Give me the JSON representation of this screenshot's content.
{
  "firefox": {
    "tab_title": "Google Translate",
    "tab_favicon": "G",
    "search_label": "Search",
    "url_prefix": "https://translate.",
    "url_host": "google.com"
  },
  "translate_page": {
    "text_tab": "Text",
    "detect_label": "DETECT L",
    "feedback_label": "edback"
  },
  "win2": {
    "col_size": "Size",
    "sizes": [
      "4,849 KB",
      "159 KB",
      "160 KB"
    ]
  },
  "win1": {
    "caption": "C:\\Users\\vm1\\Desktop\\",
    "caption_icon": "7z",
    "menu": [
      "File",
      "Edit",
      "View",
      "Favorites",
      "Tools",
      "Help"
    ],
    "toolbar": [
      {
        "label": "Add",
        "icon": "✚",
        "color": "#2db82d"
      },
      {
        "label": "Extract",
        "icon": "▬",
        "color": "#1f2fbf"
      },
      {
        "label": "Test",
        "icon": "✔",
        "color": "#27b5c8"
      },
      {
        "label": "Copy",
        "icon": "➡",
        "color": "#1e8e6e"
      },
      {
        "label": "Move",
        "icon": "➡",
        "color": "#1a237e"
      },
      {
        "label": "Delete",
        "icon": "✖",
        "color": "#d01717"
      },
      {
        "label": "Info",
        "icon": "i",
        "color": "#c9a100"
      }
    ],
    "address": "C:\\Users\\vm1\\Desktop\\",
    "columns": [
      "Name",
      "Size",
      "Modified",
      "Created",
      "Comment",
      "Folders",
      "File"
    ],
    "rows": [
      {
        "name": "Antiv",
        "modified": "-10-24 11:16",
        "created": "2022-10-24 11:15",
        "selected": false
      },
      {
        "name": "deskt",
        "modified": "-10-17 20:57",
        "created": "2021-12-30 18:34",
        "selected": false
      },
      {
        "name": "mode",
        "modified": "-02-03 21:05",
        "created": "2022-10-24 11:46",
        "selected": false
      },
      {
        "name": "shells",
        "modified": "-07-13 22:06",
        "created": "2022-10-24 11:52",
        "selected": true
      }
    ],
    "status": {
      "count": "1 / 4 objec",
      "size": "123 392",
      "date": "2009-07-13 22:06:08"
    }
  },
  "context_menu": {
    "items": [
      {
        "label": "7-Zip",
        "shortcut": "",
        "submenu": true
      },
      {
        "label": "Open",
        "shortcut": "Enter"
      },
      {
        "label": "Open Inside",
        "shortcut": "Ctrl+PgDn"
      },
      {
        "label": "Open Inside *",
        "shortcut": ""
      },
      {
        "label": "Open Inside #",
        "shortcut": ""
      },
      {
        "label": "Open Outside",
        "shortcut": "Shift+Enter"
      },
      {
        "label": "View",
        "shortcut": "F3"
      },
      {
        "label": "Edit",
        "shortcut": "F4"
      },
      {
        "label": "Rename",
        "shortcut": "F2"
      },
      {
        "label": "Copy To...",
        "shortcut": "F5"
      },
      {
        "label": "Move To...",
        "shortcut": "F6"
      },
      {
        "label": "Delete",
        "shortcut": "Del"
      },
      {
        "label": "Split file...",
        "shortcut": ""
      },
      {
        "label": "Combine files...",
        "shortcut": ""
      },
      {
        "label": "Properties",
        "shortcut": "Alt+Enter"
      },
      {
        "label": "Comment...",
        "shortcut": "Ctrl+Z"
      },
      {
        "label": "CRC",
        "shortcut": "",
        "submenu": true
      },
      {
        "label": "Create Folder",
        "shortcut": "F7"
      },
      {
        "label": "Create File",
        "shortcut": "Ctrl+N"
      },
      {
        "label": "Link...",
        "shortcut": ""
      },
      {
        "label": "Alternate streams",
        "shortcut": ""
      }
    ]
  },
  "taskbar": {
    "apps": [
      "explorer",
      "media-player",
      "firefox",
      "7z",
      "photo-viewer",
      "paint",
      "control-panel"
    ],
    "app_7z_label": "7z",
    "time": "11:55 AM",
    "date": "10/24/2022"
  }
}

#####

■ Work to be completed: Could you quote the material above in full, exactly as it stands?

■ Finished exercise:
Give me the JSON representation of this screenshot's content.
{
  "firefox": {
    "tab_title": "Google Translate",
    "tab_favicon": "G",
    "search_label": "Search",
    "url_prefix": "https://translate.",
    "url_host": "google.com"
  },
  "translate_page": {
    "text_tab": "Text",
    "detect_label": "DETECT L",
    "feedback_label": "edback"
  },
  "win2": {
    "col_size": "Size",
    "sizes": [
      "4,849 KB",
      "159 KB",
      "160 KB"
    ]
  },
  "win1": {
    "caption": "C:\\Users\\vm1\\Desktop\\",
    "caption_icon": "7z",
    "menu": [
      "File",
      "Edit",
      "View",
      "Favorites",
      "Tools",
      "Help"
    ],
    "toolbar": [
      {
        "label": "Add",
        "icon": "✚",
        "color": "#2db82d"
      },
      {
        "label": "Extract",
        "icon": "▬",
        "color": "#1f2fbf"
      },
      {
        "label": "Test",
        "icon": "✔",
        "color": "#27b5c8"
      },
      {
        "label": "Copy",
        "icon": "➡",
        "color": "#1e8e6e"
      },
      {
        "label": "Move",
        "icon": "➡",
        "color": "#1a237e"
      },
      {
        "label": "Delete",
        "icon": "✖",
        "color": "#d01717"
      },
      {
        "label": "Info",
        "icon": "i",
        "color": "#c9a100"
      }
    ],
    "address": "C:\\Users\\vm1\\Desktop\\",
    "columns": [
      "Name",
      "Size",
      "Modified",
      "Created",
      "Comment",
      "Folders",
      "File"
    ],
    "rows": [
      {
        "name": "Antiv",
        "modified": "-10-24 11:16",
        "created": "2022-10-24 11:15",
        "selected": false
      },
      {
        "name": "deskt",
        "modified": "-10-17 20:57",
        "created": "2021-12-30 18:34",
        "selected": false
      },
      {
        "name": "mode",
        "modified": "-02-03 21:05",
        "created": "2022-10-24 11:46",
        "selected": false
      },
      {
        "name": "shells",
        "modified": "-07-13 22:06",
        "created": "2022-10-24 11:52",
        "selected": true
      }
    ],
    "status": {
      "count": "1 / 4 objec",
      "size": "123 392",
      "date": "2009-07-13 22:06:08"
    }
  },
  "context_menu": {
    "items": [
      {
        "label": "7-Zip",
        "shortcut": "",
        "submenu": true
      },
      {
        "label": "Open",
        "shortcut": "Enter"
      },
      {
        "label": "Open Inside",
        "shortcut": "Ctrl+PgDn"
      },
      {
        "label": "Open Inside *",
        "shortcut": ""
      },
      {
        "label": "Open Inside #",
        "shortcut": ""
      },
      {
        "label": "Open Outside",
        "shortcut": "Shift+Enter"
      },
      {
        "label": "View",
        "shortcut": "F3"
      },
      {
        "label": "Edit",
        "shortcut": "F4"
      },
      {
        "label": "Rename",
        "shortcut": "F2"
      },
      {
        "label": "Copy To...",
        "shortcut": "F5"
      },
      {
        "label": "Move To...",
        "shortcut": "F6"
      },
      {
        "label": "Delete",
        "shortcut": "Del"
      },
      {
        "label": "Split file...",
        "shortcut": ""
      },
      {
        "label": "Combine files...",
        "shortcut": ""
      },
      {
        "label": "Properties",
        "shortcut": "Alt+Enter"
      },
      {
        "label": "Comment...",
        "shortcut": "Ctrl+Z"
      },
      {
        "label": "CRC",
        "shortcut": "",
        "submenu": true
      },
      {
        "label": "Create Folder",
        "shortcut": "F7"
      },
      {
        "label": "Create File",
        "shortcut": "Ctrl+N"
      },
      {
        "label": "Link...",
        "shortcut": ""
      },
      {
        "label": "Alternate streams",
        "shortcut": ""
      }
    ]
  },
  "taskbar": {
    "apps": [
      "explorer",
      "media-player",
      "firefox",
      "7z",
      "photo-viewer",
      "paint",
      "control-panel"
    ],
    "app_7z_label": "7z",
    "time": "11:55 AM",
    "date": "10/24/2022"
  }
}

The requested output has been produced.